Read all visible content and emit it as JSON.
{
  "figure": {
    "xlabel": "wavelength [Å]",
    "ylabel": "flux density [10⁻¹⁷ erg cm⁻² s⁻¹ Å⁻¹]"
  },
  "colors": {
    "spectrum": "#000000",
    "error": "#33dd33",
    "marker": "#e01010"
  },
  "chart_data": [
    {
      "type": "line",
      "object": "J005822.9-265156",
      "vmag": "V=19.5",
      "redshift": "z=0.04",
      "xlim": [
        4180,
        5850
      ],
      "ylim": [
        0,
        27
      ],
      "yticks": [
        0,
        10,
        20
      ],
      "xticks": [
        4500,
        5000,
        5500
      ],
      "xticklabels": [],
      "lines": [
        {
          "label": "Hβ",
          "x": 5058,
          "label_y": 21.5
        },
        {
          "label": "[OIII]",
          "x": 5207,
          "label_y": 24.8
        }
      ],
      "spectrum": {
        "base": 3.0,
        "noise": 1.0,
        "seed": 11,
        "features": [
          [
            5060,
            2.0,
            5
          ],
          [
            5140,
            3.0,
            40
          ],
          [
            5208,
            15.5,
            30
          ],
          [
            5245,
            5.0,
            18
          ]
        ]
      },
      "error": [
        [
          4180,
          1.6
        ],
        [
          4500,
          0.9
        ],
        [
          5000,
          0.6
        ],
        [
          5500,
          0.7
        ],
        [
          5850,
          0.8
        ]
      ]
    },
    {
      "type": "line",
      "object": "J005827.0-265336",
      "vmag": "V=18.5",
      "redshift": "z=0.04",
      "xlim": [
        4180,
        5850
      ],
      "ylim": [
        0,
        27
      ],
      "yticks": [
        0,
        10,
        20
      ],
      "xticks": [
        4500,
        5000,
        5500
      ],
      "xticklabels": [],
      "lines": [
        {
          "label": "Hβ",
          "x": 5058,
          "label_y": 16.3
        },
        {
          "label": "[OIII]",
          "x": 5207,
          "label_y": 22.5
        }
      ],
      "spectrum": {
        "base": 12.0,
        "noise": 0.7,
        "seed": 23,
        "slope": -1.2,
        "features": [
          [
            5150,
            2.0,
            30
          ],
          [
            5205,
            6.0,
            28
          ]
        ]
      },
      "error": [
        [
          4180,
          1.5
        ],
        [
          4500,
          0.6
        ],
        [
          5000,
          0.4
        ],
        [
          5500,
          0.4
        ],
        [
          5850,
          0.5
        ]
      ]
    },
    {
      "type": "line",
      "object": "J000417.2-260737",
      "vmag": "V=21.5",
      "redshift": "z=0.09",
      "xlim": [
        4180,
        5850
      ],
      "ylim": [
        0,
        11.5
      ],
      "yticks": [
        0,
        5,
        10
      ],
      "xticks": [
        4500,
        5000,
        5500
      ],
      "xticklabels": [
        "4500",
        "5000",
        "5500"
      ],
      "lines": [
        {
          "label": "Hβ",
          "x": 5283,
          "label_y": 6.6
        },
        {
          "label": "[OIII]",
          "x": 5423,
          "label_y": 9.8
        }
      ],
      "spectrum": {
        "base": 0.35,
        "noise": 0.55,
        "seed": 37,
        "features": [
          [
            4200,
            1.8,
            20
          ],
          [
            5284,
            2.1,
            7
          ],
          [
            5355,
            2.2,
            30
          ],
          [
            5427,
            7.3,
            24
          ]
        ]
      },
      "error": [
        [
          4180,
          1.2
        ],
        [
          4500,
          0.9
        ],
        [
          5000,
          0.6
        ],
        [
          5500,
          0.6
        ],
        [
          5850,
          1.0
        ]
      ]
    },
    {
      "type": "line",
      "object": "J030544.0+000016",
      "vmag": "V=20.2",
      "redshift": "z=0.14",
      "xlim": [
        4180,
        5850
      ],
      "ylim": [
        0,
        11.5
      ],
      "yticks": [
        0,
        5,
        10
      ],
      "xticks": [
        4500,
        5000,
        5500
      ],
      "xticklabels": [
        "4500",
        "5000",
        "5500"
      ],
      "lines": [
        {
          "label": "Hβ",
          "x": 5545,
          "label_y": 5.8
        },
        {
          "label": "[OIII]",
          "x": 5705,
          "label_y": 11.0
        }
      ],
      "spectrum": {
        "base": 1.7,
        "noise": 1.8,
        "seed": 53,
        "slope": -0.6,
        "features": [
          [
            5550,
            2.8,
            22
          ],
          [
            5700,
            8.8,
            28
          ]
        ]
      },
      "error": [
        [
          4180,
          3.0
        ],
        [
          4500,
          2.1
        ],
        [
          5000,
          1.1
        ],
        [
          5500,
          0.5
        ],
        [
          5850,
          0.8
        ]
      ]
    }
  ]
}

• • • • • • •

Your task: What count of lines in the listing contain the word "redshift"? Reply with the number only.

Result: 4